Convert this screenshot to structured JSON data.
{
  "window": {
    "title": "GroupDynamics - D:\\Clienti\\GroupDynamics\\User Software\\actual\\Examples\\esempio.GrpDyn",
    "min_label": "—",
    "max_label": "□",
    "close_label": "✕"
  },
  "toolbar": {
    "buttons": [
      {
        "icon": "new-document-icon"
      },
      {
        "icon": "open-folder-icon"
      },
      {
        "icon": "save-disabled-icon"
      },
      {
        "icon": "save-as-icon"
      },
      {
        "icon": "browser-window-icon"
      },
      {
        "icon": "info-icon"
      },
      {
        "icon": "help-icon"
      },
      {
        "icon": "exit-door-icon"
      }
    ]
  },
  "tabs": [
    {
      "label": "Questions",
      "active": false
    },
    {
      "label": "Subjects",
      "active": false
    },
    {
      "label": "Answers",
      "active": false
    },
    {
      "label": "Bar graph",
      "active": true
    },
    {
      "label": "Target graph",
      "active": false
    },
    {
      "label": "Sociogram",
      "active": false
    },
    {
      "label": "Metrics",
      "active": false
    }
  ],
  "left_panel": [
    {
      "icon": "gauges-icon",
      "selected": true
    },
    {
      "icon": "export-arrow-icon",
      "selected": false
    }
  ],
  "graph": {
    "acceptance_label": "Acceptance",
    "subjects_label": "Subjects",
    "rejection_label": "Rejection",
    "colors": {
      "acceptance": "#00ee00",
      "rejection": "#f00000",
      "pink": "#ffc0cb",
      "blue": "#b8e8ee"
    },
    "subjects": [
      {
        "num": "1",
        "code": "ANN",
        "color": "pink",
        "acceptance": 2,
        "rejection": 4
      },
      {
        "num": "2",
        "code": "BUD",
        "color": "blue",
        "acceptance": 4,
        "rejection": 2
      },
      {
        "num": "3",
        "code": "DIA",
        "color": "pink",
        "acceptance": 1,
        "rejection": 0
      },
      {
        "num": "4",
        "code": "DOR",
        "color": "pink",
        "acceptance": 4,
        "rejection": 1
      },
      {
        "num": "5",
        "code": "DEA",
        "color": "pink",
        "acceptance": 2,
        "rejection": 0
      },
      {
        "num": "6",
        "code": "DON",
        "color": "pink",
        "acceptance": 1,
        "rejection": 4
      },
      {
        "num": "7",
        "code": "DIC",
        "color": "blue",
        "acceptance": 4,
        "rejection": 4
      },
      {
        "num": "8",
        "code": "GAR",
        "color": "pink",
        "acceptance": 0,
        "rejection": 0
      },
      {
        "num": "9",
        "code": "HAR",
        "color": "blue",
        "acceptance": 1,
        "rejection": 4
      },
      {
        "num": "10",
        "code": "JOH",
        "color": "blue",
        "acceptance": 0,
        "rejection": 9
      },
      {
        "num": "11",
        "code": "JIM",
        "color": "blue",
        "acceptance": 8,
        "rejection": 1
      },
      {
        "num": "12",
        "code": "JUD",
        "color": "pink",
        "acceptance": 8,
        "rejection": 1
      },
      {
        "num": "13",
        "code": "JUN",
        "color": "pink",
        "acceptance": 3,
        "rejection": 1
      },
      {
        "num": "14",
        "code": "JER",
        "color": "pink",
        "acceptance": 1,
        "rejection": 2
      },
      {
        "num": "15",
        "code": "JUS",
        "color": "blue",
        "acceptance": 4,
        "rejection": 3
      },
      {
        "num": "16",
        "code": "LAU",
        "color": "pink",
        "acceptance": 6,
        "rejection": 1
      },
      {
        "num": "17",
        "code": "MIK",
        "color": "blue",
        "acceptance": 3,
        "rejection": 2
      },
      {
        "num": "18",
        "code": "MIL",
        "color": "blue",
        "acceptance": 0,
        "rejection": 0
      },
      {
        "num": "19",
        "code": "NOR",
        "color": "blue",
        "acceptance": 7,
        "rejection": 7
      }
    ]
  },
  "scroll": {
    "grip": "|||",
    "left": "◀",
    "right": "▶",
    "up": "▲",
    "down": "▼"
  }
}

PROBLEM TO SOLVE:
Where a line of the entries contains the word "save", copy that line.

COMPLETE OUTPUT:
        "icon": "save-disabled-icon"
        "icon": "save-as-icon"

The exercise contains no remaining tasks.